>> Begin The records

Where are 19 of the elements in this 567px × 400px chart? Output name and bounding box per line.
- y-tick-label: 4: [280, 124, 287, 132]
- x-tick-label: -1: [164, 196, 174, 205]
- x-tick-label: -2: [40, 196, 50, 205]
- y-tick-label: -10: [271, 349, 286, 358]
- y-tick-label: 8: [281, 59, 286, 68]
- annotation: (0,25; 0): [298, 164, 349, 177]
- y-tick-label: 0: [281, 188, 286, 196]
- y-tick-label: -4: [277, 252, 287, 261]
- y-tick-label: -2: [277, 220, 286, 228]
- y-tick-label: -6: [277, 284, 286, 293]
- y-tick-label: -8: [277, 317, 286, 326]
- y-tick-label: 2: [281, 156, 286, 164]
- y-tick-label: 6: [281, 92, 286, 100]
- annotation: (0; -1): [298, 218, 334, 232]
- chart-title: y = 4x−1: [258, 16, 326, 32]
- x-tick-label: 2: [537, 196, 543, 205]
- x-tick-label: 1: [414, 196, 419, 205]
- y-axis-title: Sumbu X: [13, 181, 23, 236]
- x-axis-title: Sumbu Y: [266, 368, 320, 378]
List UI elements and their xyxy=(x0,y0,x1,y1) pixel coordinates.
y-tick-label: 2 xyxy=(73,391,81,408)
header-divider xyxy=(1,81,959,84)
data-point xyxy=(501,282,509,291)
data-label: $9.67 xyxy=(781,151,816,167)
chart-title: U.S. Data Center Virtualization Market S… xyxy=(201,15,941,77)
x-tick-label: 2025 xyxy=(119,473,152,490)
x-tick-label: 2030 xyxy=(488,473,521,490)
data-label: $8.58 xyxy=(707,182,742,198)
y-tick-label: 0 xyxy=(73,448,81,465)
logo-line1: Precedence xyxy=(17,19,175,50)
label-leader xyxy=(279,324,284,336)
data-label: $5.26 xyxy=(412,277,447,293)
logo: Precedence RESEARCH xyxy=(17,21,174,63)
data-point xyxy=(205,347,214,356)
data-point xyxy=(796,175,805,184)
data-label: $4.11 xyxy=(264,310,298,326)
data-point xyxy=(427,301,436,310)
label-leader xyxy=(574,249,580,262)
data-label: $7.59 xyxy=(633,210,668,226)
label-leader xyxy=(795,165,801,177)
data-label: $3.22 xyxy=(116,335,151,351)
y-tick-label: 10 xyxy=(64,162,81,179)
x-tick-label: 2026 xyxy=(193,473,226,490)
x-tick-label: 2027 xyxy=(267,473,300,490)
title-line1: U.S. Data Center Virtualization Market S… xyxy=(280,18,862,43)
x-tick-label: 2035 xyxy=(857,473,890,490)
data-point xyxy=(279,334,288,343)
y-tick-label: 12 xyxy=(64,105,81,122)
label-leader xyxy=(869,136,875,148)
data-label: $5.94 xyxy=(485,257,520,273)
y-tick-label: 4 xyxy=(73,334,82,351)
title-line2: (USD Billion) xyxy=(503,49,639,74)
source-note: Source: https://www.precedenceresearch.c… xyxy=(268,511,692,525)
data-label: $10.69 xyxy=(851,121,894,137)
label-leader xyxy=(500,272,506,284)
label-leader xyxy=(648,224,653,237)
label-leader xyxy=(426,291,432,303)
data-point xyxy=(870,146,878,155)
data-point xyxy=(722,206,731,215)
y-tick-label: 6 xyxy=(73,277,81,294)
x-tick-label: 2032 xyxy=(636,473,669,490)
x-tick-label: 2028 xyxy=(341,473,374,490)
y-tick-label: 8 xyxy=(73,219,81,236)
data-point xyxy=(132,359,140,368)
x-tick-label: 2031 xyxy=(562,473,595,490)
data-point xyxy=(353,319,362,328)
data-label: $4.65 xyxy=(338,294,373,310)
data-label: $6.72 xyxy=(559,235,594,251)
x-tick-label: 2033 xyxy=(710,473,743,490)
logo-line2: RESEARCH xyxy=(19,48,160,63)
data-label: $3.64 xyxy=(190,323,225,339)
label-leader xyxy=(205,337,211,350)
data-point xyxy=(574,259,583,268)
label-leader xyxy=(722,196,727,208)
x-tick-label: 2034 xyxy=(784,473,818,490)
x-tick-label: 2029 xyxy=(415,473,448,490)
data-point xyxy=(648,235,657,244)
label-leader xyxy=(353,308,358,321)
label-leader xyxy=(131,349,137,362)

>> End The records

Copy out every line in the material above that contains the word "elements".

Where are 19 of the elements in this 567px × 400px chart? Output name and bounding box per line.
List UI elements and their xyxy=(x0,y0,x1,y1) pixel coordinates.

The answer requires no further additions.